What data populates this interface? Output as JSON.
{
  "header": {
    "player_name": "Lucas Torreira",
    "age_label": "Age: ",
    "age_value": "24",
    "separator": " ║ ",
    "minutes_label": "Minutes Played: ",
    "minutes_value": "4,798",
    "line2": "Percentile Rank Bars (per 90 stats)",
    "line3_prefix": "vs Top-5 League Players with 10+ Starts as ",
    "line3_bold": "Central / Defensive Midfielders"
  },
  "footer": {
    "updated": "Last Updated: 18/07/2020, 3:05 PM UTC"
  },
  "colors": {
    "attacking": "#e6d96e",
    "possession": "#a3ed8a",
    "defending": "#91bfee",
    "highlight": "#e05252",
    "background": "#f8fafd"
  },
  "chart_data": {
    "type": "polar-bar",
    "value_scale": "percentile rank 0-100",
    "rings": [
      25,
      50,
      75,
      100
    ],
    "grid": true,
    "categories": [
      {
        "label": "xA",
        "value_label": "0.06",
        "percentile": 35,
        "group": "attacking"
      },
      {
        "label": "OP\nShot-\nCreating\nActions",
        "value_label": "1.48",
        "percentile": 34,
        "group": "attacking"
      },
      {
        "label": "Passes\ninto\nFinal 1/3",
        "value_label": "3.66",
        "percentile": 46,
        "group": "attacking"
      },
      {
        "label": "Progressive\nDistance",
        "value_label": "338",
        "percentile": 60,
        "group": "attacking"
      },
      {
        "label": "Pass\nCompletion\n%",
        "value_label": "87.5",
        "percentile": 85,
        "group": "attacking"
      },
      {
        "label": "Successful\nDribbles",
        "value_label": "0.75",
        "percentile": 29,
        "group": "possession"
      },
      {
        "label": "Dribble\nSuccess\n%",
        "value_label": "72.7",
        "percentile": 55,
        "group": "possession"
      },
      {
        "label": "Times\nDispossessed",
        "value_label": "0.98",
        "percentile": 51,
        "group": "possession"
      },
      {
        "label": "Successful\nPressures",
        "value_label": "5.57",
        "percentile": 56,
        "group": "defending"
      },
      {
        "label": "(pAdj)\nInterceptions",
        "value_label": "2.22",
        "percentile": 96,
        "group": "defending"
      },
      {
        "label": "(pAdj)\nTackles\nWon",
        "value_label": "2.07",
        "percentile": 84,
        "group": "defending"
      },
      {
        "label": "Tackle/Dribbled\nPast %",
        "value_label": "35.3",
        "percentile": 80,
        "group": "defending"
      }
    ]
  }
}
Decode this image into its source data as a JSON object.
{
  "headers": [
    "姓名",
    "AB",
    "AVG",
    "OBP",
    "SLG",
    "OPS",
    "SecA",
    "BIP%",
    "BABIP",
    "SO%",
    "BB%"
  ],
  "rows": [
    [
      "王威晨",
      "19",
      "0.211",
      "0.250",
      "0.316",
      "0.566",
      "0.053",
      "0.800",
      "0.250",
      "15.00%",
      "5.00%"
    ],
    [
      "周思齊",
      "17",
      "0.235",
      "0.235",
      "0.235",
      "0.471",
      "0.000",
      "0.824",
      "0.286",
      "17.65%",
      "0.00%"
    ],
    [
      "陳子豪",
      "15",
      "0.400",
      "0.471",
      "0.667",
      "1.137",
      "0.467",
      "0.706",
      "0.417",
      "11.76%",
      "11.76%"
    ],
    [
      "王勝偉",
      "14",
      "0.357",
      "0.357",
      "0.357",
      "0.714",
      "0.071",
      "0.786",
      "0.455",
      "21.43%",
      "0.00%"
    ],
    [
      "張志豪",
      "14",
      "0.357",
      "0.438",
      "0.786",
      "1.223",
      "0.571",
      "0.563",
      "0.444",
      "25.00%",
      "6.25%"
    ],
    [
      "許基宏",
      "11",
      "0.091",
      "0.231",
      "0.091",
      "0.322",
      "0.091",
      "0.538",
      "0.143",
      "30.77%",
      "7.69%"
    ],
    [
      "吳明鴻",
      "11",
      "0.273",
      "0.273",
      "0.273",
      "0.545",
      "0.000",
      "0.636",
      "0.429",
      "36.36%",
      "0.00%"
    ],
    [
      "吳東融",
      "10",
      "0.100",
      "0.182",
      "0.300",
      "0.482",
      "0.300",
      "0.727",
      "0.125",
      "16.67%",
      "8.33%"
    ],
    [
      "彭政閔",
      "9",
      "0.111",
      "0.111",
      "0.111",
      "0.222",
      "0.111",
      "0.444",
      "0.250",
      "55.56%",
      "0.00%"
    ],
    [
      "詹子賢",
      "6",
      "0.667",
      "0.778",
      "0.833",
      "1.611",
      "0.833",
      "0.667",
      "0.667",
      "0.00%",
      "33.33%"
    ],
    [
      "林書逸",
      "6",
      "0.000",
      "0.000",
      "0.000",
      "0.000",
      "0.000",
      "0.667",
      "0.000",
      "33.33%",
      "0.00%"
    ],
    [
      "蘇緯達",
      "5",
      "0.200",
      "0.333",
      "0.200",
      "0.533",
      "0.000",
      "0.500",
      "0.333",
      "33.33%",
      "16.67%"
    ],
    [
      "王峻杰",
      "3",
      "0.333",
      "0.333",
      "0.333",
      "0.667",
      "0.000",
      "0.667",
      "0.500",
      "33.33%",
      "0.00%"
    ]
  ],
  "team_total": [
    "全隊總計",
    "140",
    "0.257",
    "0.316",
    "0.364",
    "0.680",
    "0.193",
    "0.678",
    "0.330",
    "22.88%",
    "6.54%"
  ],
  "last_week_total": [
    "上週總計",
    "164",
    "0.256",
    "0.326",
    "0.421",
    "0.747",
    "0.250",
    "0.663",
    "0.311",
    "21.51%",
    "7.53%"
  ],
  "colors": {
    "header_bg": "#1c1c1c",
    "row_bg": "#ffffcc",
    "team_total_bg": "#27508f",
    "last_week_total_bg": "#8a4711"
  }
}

::::

§ **Set problem**
How many lines in the entries contain the string "Successful"? Answer with the number only.

§ **Result of this task**
2